[Dataset listings of figures]
"""
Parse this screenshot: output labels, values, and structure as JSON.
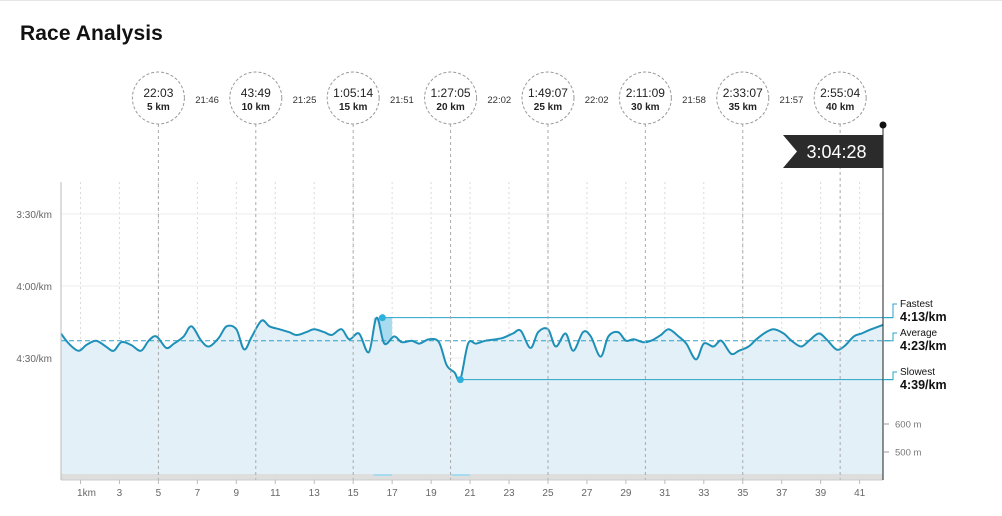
{
  "title": "Race Analysis",
  "finish_time": "3:04:28",
  "checkpoints": [
    {
      "time": "22:03",
      "dist": "5 km",
      "km": 5
    },
    {
      "time": "43:49",
      "dist": "10 km",
      "km": 10
    },
    {
      "time": "1:05:14",
      "dist": "15 km",
      "km": 15
    },
    {
      "time": "1:27:05",
      "dist": "20 km",
      "km": 20
    },
    {
      "time": "1:49:07",
      "dist": "25 km",
      "km": 25
    },
    {
      "time": "2:11:09",
      "dist": "30 km",
      "km": 30
    },
    {
      "time": "2:33:07",
      "dist": "35 km",
      "km": 35
    },
    {
      "time": "2:55:04",
      "dist": "40 km",
      "km": 40
    }
  ],
  "splits": [
    "21:46",
    "21:25",
    "21:51",
    "22:02",
    "22:02",
    "21:58",
    "21:57"
  ],
  "summary": {
    "fastest_label": "Fastest",
    "fastest_value": "4:13/km",
    "fastest_km": 16.5,
    "average_label": "Average",
    "average_value": "4:23/km",
    "slowest_label": "Slowest",
    "slowest_value": "4:39/km",
    "slowest_km": 20.5
  },
  "chart_data": {
    "type": "line",
    "x_unit": "km",
    "y_unit": "pace (min/km)",
    "y_ticks": [
      "3:30/km",
      "4:00/km",
      "4:30/km"
    ],
    "x_ticks": [
      "1km",
      "3",
      "5",
      "7",
      "9",
      "11",
      "13",
      "15",
      "17",
      "19",
      "21",
      "23",
      "25",
      "27",
      "29",
      "31",
      "33",
      "35",
      "37",
      "39",
      "41"
    ],
    "elevation_ticks": [
      "600 m",
      "500 m"
    ],
    "xlim": [
      0,
      42.2
    ],
    "series": [
      {
        "x": [
          0,
          0.4,
          0.9,
          1.3,
          1.8,
          2.3,
          2.7,
          3.1,
          3.6,
          4.1,
          4.5,
          4.9,
          5.4,
          5.8,
          6.3,
          6.7,
          7.2,
          7.6,
          8.1,
          8.5,
          9,
          9.4,
          9.8,
          10.3,
          10.7,
          11.2,
          11.7,
          12.1,
          12.6,
          13,
          13.5,
          13.9,
          14.4,
          14.8,
          15.3,
          15.8,
          16.2,
          16.6,
          17.1,
          17.5,
          18,
          18.4,
          18.9,
          19.4,
          19.8,
          20.2,
          20.5,
          20.9,
          21.3,
          21.8,
          22.3,
          22.7,
          23.2,
          23.6,
          24.1,
          24.5,
          25,
          25.4,
          25.9,
          26.3,
          26.8,
          27.2,
          27.7,
          28.1,
          28.6,
          29,
          29.4,
          29.9,
          30.3,
          30.8,
          31.2,
          31.7,
          32.1,
          32.6,
          33,
          33.5,
          33.9,
          34.4,
          34.8,
          35.3,
          35.7,
          36.2,
          36.6,
          37.1,
          37.5,
          38,
          38.4,
          38.9,
          39.3,
          39.8,
          40.2,
          40.7,
          41.1,
          41.6,
          42.2
        ],
        "y": [
          4.33,
          4.4,
          4.45,
          4.41,
          4.38,
          4.42,
          4.45,
          4.39,
          4.41,
          4.45,
          4.38,
          4.35,
          4.43,
          4.4,
          4.35,
          4.28,
          4.38,
          4.42,
          4.36,
          4.28,
          4.3,
          4.44,
          4.35,
          4.24,
          4.28,
          4.3,
          4.32,
          4.34,
          4.32,
          4.3,
          4.32,
          4.34,
          4.3,
          4.37,
          4.33,
          4.46,
          4.22,
          4.4,
          4.35,
          4.39,
          4.38,
          4.4,
          4.37,
          4.39,
          4.55,
          4.6,
          4.65,
          4.4,
          4.4,
          4.38,
          4.37,
          4.36,
          4.33,
          4.31,
          4.43,
          4.32,
          4.3,
          4.42,
          4.33,
          4.45,
          4.32,
          4.35,
          4.49,
          4.35,
          4.32,
          4.38,
          4.37,
          4.39,
          4.38,
          4.34,
          4.3,
          4.35,
          4.4,
          4.51,
          4.4,
          4.42,
          4.38,
          4.47,
          4.45,
          4.42,
          4.37,
          4.32,
          4.3,
          4.33,
          4.38,
          4.42,
          4.38,
          4.33,
          4.37,
          4.44,
          4.42,
          4.35,
          4.33,
          4.3,
          4.27
        ]
      }
    ],
    "grid": true
  }
}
"""
Short task
Say how many lines in the records contain the string "dist", and say nothing else.

Correct answer
8